◆ **What you should do**:
Will you print the material below without altering a single character?

____

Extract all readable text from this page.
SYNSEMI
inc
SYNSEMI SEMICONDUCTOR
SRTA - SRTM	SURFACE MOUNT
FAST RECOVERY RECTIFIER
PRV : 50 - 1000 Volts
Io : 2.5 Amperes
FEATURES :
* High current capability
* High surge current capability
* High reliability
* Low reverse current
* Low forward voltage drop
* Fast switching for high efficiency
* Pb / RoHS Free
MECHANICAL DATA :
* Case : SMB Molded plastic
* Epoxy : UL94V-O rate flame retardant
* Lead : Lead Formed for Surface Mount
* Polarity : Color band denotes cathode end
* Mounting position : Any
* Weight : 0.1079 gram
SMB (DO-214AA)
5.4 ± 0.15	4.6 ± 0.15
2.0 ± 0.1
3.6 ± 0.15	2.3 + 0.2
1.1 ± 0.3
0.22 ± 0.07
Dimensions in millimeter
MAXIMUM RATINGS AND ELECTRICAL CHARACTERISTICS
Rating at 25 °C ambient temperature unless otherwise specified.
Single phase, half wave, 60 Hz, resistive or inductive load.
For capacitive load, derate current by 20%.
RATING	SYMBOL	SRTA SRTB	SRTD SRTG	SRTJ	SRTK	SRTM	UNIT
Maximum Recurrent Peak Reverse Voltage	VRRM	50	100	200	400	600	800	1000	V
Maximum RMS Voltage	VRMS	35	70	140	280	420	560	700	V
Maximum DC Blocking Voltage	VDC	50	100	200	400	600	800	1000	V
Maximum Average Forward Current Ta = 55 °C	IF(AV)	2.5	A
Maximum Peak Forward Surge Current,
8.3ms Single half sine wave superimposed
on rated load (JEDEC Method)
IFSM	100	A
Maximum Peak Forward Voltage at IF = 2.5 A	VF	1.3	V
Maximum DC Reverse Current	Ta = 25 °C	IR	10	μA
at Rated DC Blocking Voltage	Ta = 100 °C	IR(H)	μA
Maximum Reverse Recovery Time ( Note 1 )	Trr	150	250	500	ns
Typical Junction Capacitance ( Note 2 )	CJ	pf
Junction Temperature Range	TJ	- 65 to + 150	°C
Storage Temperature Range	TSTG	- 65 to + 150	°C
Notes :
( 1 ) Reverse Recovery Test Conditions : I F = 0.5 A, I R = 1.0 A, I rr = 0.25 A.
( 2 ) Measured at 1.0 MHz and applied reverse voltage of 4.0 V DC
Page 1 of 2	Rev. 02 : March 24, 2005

____

◆ **Final result**:
Extract all readable text from this page.
SYNSEMI
inc
SYNSEMI SEMICONDUCTOR
SRTA - SRTM	SURFACE MOUNT
FAST RECOVERY RECTIFIER
PRV : 50 - 1000 Volts
Io : 2.5 Amperes
FEATURES :
* High current capability
* High surge current capability
* High reliability
* Low reverse current
* Low forward voltage drop
* Fast switching for high efficiency
* Pb / RoHS Free
MECHANICAL DATA :
* Case : SMB Molded plastic
* Epoxy : UL94V-O rate flame retardant
* Lead : Lead Formed for Surface Mount
* Polarity : Color band denotes cathode end
* Mounting position : Any
* Weight : 0.1079 gram
SMB (DO-214AA)
5.4 ± 0.15	4.6 ± 0.15
2.0 ± 0.1
3.6 ± 0.15	2.3 + 0.2
1.1 ± 0.3
0.22 ± 0.07
Dimensions in millimeter
MAXIMUM RATINGS AND ELECTRICAL CHARACTERISTICS
Rating at 25 °C ambient temperature unless otherwise specified.
Single phase, half wave, 60 Hz, resistive or inductive load.
For capacitive load, derate current by 20%.
RATING	SYMBOL	SRTA SRTB	SRTD SRTG	SRTJ	SRTK	SRTM	UNIT
Maximum Recurrent Peak Reverse Voltage	VRRM	50	100	200	400	600	800	1000	V
Maximum RMS Voltage	VRMS	35	70	140	280	420	560	700	V
Maximum DC Blocking Voltage	VDC	50	100	200	400	600	800	1000	V
Maximum Average Forward Current Ta = 55 °C	IF(AV)	2.5	A
Maximum Peak Forward Surge Current,
8.3ms Single half sine wave superimposed
on rated load (JEDEC Method)
IFSM	100	A
Maximum Peak Forward Voltage at IF = 2.5 A	VF	1.3	V
Maximum DC Reverse Current	Ta = 25 °C	IR	10	μA
at Rated DC Blocking Voltage	Ta = 100 °C	IR(H)	μA
Maximum Reverse Recovery Time ( Note 1 )	Trr	150	250	500	ns
Typical Junction Capacitance ( Note 2 )	CJ	pf
Junction Temperature Range	TJ	- 65 to + 150	°C
Storage Temperature Range	TSTG	- 65 to + 150	°C
Notes :
( 1 ) Reverse Recovery Test Conditions : I F = 0.5 A, I R = 1.0 A, I rr = 0.25 A.
( 2 ) Measured at 1.0 MHz and applied reverse voltage of 4.0 V DC
Page 1 of 2	Rev. 02 : March 24, 2005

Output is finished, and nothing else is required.